Element position data
-=-=-=-=-

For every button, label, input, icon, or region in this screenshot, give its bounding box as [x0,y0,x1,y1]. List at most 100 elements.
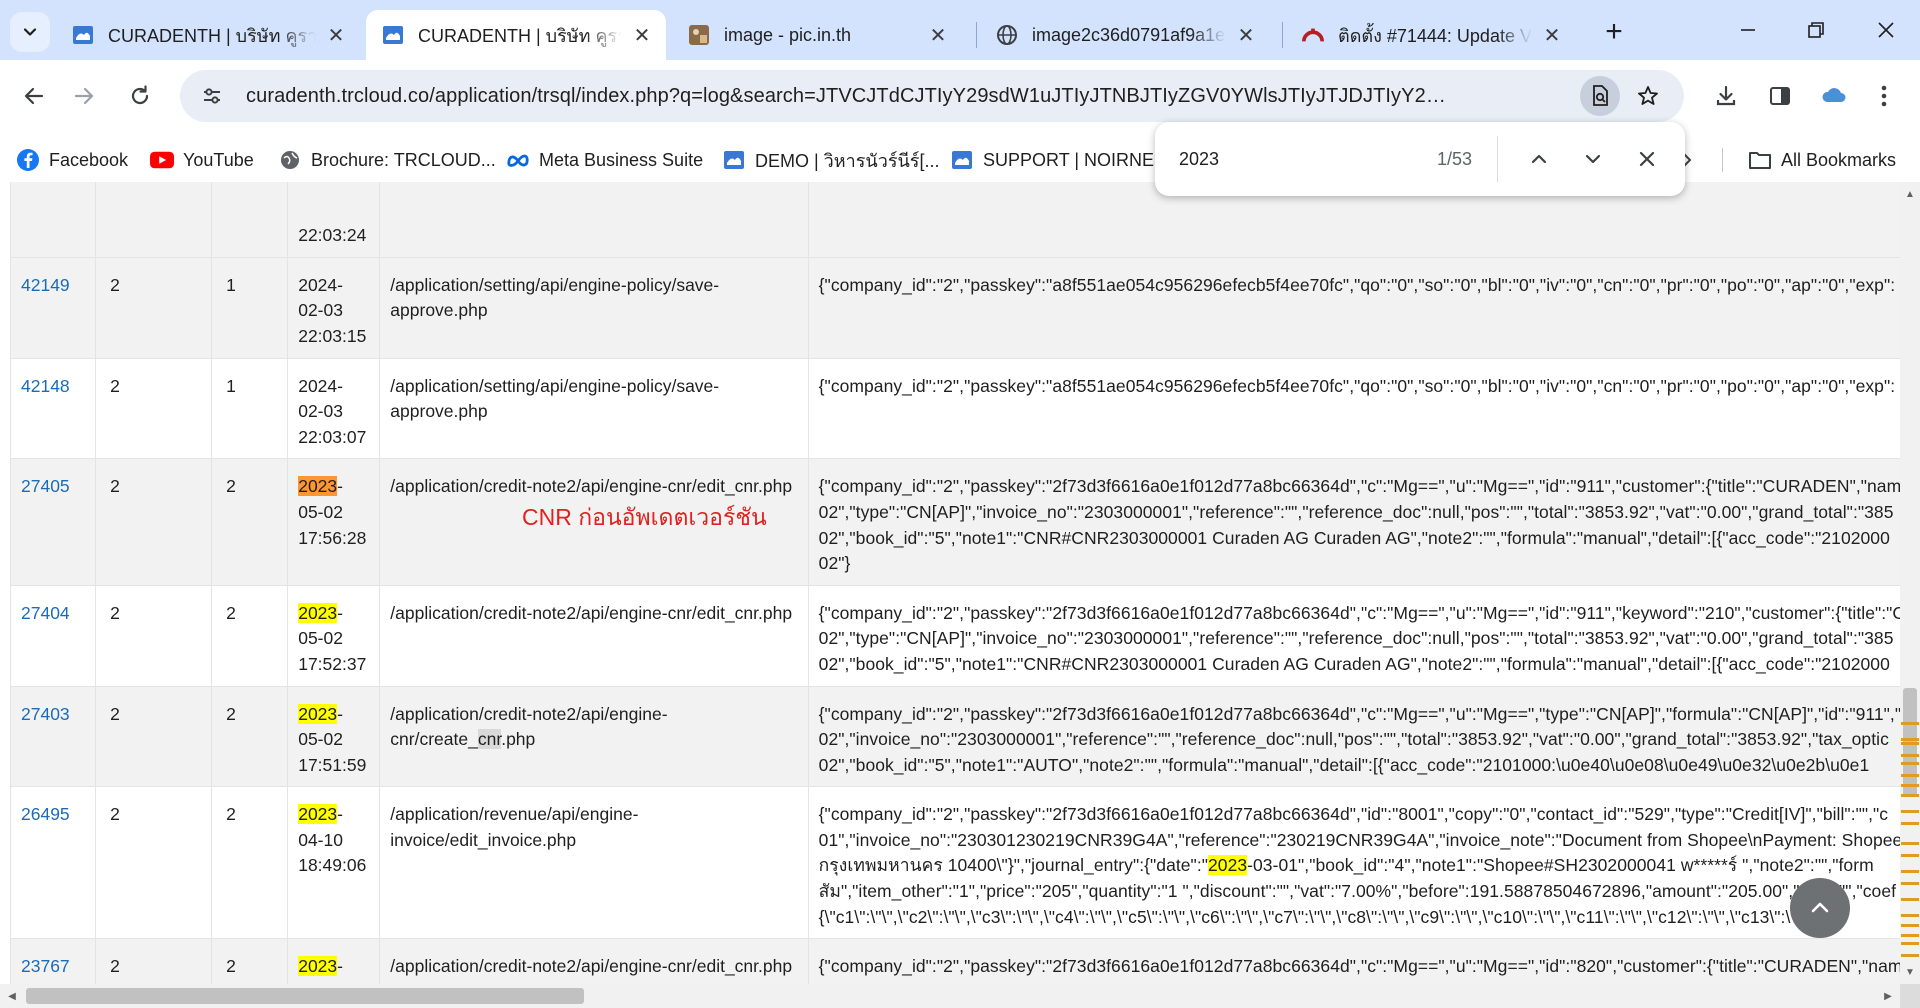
params-line: 02","book_id":"5","note1":"CNR#CNR230300… [818,653,1890,674]
downloads-button[interactable] [1706,76,1746,116]
close-icon[interactable]: ✕ [630,23,654,47]
download-icon [1716,85,1736,106]
scroll-down-arrow-icon[interactable]: ▼ [1904,966,1916,978]
request-params-cell: {"company_id":"2","passkey":"2f73d3f6616… [807,685,1900,788]
plus-icon: + [1605,15,1623,48]
horizontal-scrollbar[interactable]: ◀ ▶ [0,984,1900,1008]
new-tab-button[interactable]: + [1596,14,1632,50]
bookmark-label: YouTube [183,149,254,170]
find-match-marker [1901,810,1919,813]
log-id-link[interactable]: 23767 [21,956,70,976]
bookmark-label: Facebook [49,149,129,170]
side-panel-button[interactable] [1760,76,1800,116]
forward-button[interactable] [64,76,104,116]
trcloud-extension-button[interactable] [1814,76,1854,116]
minimize-button[interactable] [1720,8,1776,52]
close-icon [1878,22,1894,38]
request-params-cell: {"company_id":"2","passkey":"a8f551ae054… [807,357,1900,460]
url-text[interactable]: curadenth.trcloud.co/application/trsql/i… [246,85,1456,108]
address-bar[interactable]: curadenth.trcloud.co/application/trsql/i… [180,70,1684,122]
log-id-cell: 42148 [9,357,97,460]
find-input[interactable]: 2023 [1179,149,1379,170]
log-id-link[interactable]: 42149 [21,275,70,295]
endpoint-path-cell: /application/credit-note2/api/engine-cnr… [379,685,809,788]
search-in-page-button[interactable] [1580,76,1620,116]
scroll-to-top-button[interactable] [1790,878,1850,938]
tab-image-hash[interactable]: image2c36d0791af9a1ef ✕ [980,10,1270,60]
close-icon[interactable]: ✕ [324,23,348,47]
close-icon[interactable]: ✕ [1234,23,1258,47]
company-cell: 2 [95,786,213,940]
params-line: {"company_id":"2","passkey":"2f73d3f6616… [818,956,1900,977]
scroll-up-arrow-icon[interactable]: ▲ [1904,188,1916,200]
horizontal-scroll-thumb[interactable] [26,988,584,1004]
endpoint-path-cell: /application/credit-note2/api/engine-cnr… [379,938,809,984]
find-match-marker [1901,882,1919,885]
bookmark-star-button[interactable] [1628,76,1668,116]
reload-button[interactable] [120,76,160,116]
bookmark-brochure[interactable]: Brochure: TRCLOUD... [278,138,496,182]
bookmark-support[interactable]: SUPPORT | NOIRNE... [950,138,1169,182]
scroll-right-arrow-icon[interactable]: ▶ [1882,990,1894,1002]
find-result-count: 1/53 [1437,148,1473,169]
scroll-left-arrow-icon[interactable]: ◀ [6,990,18,1002]
tab-curadenth-1[interactable]: CURADENTH | บริษัท คูราเดน ✕ [56,10,360,60]
date-text: - [337,602,343,623]
bookmark-label: Brochure: TRCLOUD... [311,149,496,170]
params-line: {"company_id":"2","passkey":"2f73d3f6616… [818,703,1900,724]
close-icon[interactable]: ✕ [1540,23,1564,47]
bookmark-label: DEMO | วิหารนัวร์นีร์[... [755,150,940,171]
time-text: 17:52:37 [298,653,367,674]
trcloud-favicon-icon [722,148,746,172]
find-match-marker [1901,842,1919,845]
request-params-cell: {"company_id":"2","passkey":"2f73d3f6616… [807,458,1900,586]
params-line: {"company_id":"2","passkey":"2f73d3f6616… [818,476,1900,497]
tab-search-button[interactable] [10,12,50,52]
back-button[interactable] [14,76,54,116]
params-line: 02","invoice_no":"2303000001","reference… [818,729,1889,750]
close-icon[interactable]: ✕ [926,23,950,47]
bookmark-facebook[interactable]: Facebook [16,138,128,182]
star-icon [1638,86,1658,105]
restore-button[interactable] [1788,8,1844,52]
user-cell: 2 [211,458,289,586]
annotation-text: CNR ก่อนอัพเดตเวอร์ชัน [522,504,767,530]
search-match-highlight: cnr [477,729,502,750]
date-text: 02-03 [298,401,343,422]
find-previous-button[interactable] [1519,139,1559,179]
date-text: 22:03:07 [298,426,367,447]
endpoint-path: /application/setting/api/engine-policy/s… [390,274,720,321]
log-id-link[interactable]: 42148 [21,376,70,396]
all-bookmarks-button[interactable]: All Bookmarks [1748,138,1896,182]
params-line: 01","invoice_no":"230301230219CNR39G4A",… [818,829,1900,850]
close-window-button[interactable] [1858,8,1914,52]
tab-pic-in-th[interactable]: image - pic.in.th ✕ [672,10,962,60]
bookmark-label: Meta Business Suite [539,149,704,170]
user-cell: 2 [211,938,289,984]
bookmark-separator [1722,148,1723,172]
bookmark-youtube[interactable]: YouTube [150,138,254,182]
tab-title: CURADENTH | บริษัท คูราเดน [108,25,316,46]
site-info-button[interactable] [192,76,232,116]
company-value: 2 [110,375,120,396]
log-id-link[interactable]: 27405 [21,476,70,496]
endpoint-path-cell [379,182,809,258]
endpoint-path: /application/setting/api/engine-policy/s… [390,375,720,422]
tab-redmine-issue[interactable]: ติดตั้ง #71444: Update Version ✕ [1286,10,1576,60]
bookmark-demo[interactable]: DEMO | วิหารนัวร์นีร์[... [722,138,939,182]
tab-curadenth-2-active[interactable]: CURADENTH | บริษัท คูราเดน ✕ [366,10,666,60]
params-line: สัม","item_other":"1","price":"205","qua… [818,881,1897,902]
log-id-link[interactable]: 27403 [21,704,70,724]
find-next-button[interactable] [1573,139,1613,179]
log-id-link[interactable]: 26495 [21,804,70,824]
user-value: 1 [226,375,236,396]
log-id-link[interactable]: 27404 [21,603,70,623]
vertical-scrollbar[interactable]: ▲ ▼ [1900,182,1920,984]
chrome-menu-button[interactable] [1864,76,1904,116]
facebook-icon [16,148,40,172]
find-match-marker [1901,854,1919,857]
find-close-button[interactable] [1627,139,1667,179]
params-line: {"company_id":"2","passkey":"2f73d3f6616… [818,602,1900,623]
bookmark-meta-business[interactable]: Meta Business Suite [506,138,703,182]
side-panel-icon [1770,87,1790,105]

-=-=-=-=-

Show every row above that contains the string "label", copying each one in full. Treat uppercase and lowercase as different.

**RIGHT ANSWER:**
For every button, label, input, icon, or region in this screenshot, give its bounding box as [x0,y0,x1,y1]. List at most 100 elements.
bookmark-label: YouTube [183,149,254,170]
bookmark-label: Facebook [49,149,129,170]
bookmark-label: Brochure: TRCLOUD... [311,149,496,170]
bookmark-label: DEMO | วิหารนัวร์นีร์[... [755,150,940,171]
bookmark-label: Meta Business Suite [539,149,704,170]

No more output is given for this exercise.